For each line below that includes the word "active", make a copy.
[START OF Data rows]
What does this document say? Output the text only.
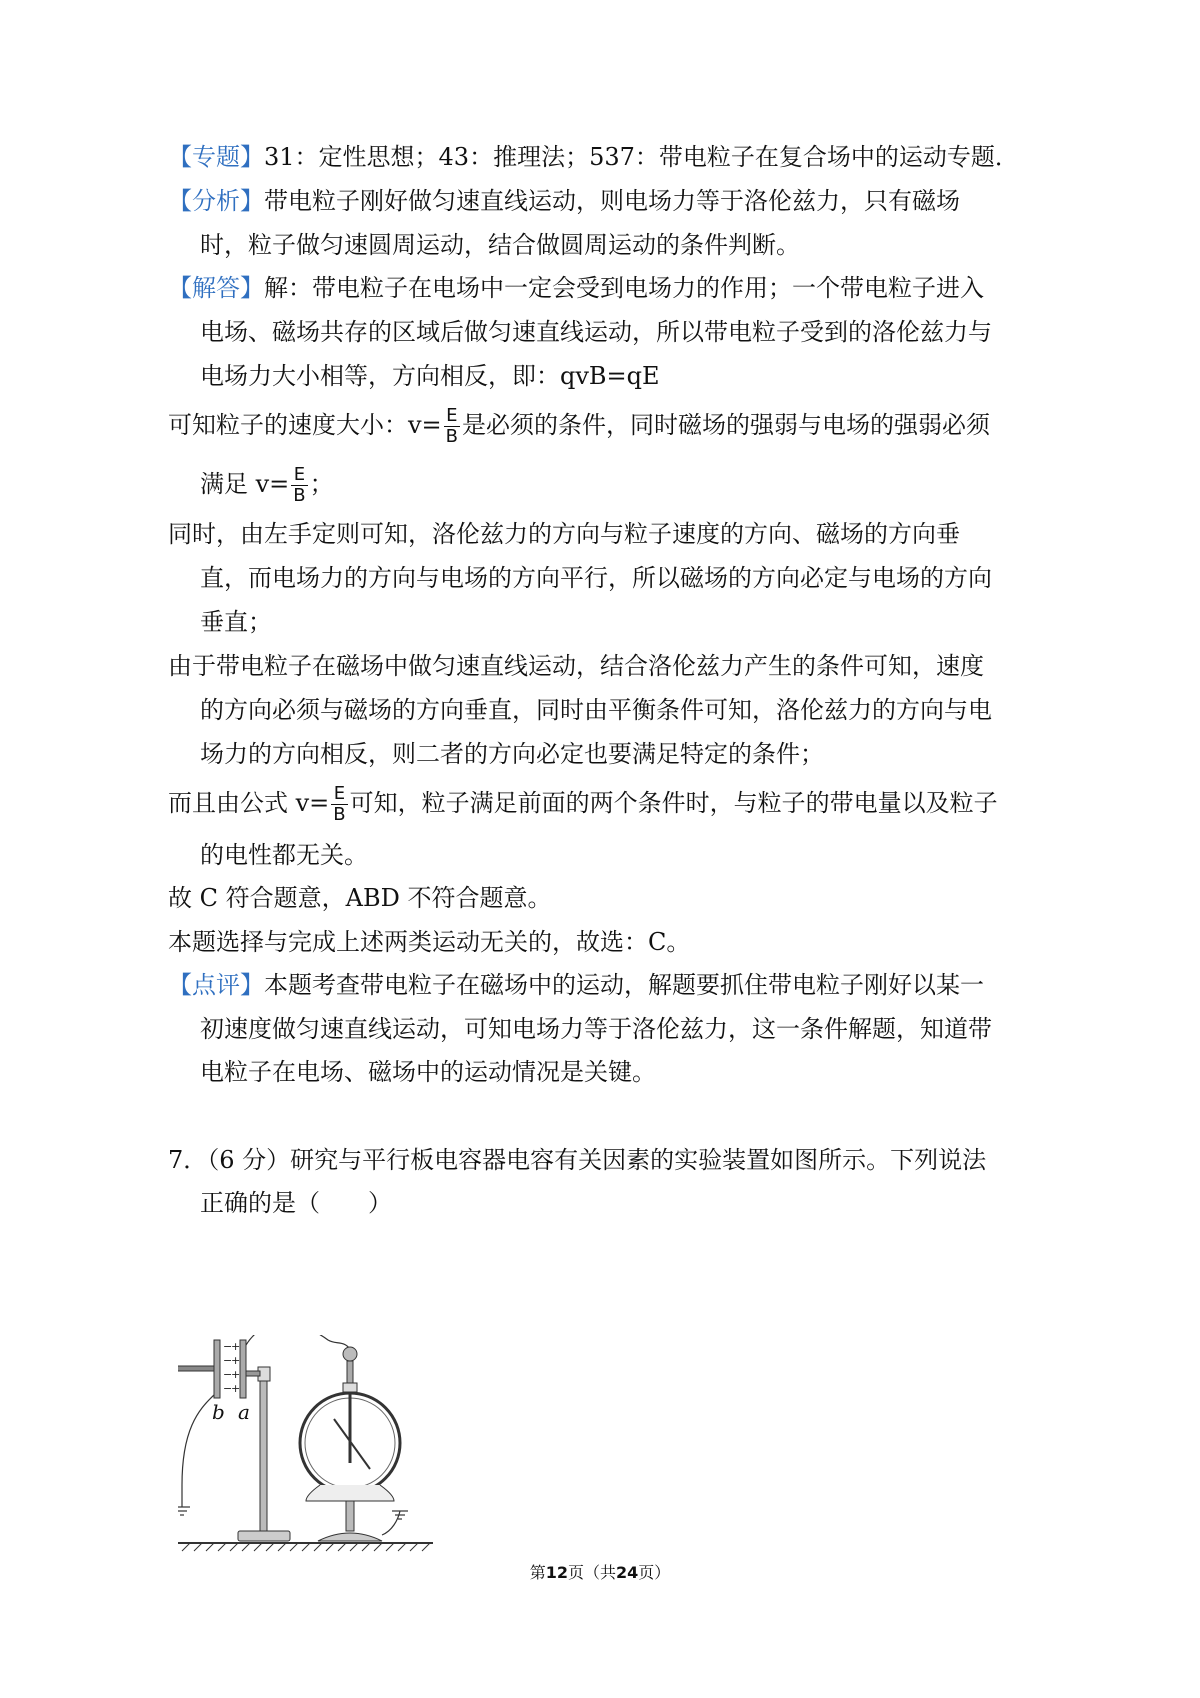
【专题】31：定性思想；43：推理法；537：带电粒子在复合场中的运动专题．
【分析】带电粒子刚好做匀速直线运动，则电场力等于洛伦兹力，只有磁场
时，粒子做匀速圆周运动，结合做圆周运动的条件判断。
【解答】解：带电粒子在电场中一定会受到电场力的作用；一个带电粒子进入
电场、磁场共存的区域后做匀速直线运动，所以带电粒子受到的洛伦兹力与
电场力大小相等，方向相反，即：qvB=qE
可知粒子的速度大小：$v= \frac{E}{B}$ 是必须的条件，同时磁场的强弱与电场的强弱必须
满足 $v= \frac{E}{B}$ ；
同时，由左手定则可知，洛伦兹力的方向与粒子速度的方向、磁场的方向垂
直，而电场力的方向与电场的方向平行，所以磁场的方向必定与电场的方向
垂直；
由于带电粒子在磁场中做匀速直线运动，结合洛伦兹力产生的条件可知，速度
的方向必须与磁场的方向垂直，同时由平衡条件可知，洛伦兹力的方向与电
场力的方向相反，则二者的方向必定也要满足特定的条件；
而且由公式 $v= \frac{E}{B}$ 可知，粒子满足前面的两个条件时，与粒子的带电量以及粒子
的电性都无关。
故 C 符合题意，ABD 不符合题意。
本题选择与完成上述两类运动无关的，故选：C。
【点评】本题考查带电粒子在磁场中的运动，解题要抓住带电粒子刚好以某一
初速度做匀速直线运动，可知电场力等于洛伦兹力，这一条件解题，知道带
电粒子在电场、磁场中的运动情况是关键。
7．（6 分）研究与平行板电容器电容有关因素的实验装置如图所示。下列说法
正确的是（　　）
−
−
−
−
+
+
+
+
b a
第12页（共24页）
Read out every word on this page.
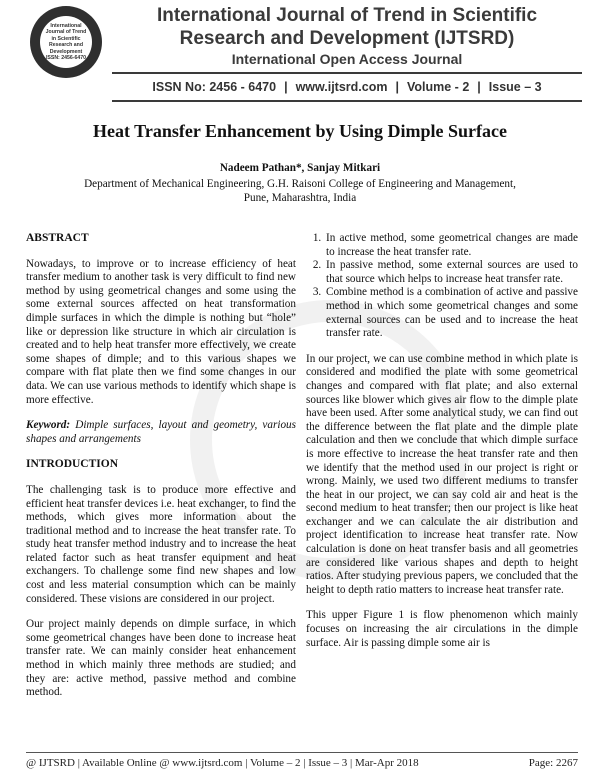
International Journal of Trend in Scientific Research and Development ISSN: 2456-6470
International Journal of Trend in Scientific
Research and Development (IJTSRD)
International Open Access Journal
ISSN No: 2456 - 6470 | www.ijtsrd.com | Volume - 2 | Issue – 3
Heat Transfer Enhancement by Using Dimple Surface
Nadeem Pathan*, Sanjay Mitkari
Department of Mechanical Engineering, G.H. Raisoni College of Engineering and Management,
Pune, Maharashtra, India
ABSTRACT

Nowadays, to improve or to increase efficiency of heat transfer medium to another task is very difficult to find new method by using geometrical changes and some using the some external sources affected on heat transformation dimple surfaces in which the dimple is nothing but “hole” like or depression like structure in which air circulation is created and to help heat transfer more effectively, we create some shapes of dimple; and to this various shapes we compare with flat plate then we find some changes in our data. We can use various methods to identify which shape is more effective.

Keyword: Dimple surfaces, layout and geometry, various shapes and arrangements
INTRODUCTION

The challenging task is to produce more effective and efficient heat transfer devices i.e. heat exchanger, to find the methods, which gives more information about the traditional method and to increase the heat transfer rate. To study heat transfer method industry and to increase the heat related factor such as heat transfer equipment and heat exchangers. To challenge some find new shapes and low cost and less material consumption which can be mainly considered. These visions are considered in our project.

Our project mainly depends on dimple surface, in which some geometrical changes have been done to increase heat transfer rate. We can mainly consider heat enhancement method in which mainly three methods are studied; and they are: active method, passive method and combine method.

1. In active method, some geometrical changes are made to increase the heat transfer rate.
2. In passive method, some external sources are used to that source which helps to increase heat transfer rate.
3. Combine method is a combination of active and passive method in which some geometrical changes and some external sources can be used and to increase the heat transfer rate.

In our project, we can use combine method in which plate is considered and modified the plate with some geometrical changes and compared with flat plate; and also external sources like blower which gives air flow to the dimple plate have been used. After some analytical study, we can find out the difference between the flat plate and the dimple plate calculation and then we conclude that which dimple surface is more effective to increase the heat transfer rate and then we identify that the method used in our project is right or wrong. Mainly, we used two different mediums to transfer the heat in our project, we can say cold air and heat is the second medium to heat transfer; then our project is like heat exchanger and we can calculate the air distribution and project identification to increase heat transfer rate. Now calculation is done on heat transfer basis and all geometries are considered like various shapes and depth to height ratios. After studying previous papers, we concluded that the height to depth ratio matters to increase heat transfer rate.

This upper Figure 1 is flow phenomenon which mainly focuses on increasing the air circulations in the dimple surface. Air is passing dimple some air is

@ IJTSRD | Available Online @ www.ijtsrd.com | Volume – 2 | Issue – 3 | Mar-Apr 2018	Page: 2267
[END OF Data rows]
→ Exercise output
Our project mainly depends on dimple surface, in which some geometrical changes have been done to increase heat transfer rate. We can mainly consider heat enhancement method in which mainly three methods are studied; and they are: active method, passive method and combine method.
1. In active method, some geometrical changes are made to increase the heat transfer rate.
3. Combine method is a combination of active and passive method in which some geometrical changes and some external sources can be used and to increase the heat transfer rate.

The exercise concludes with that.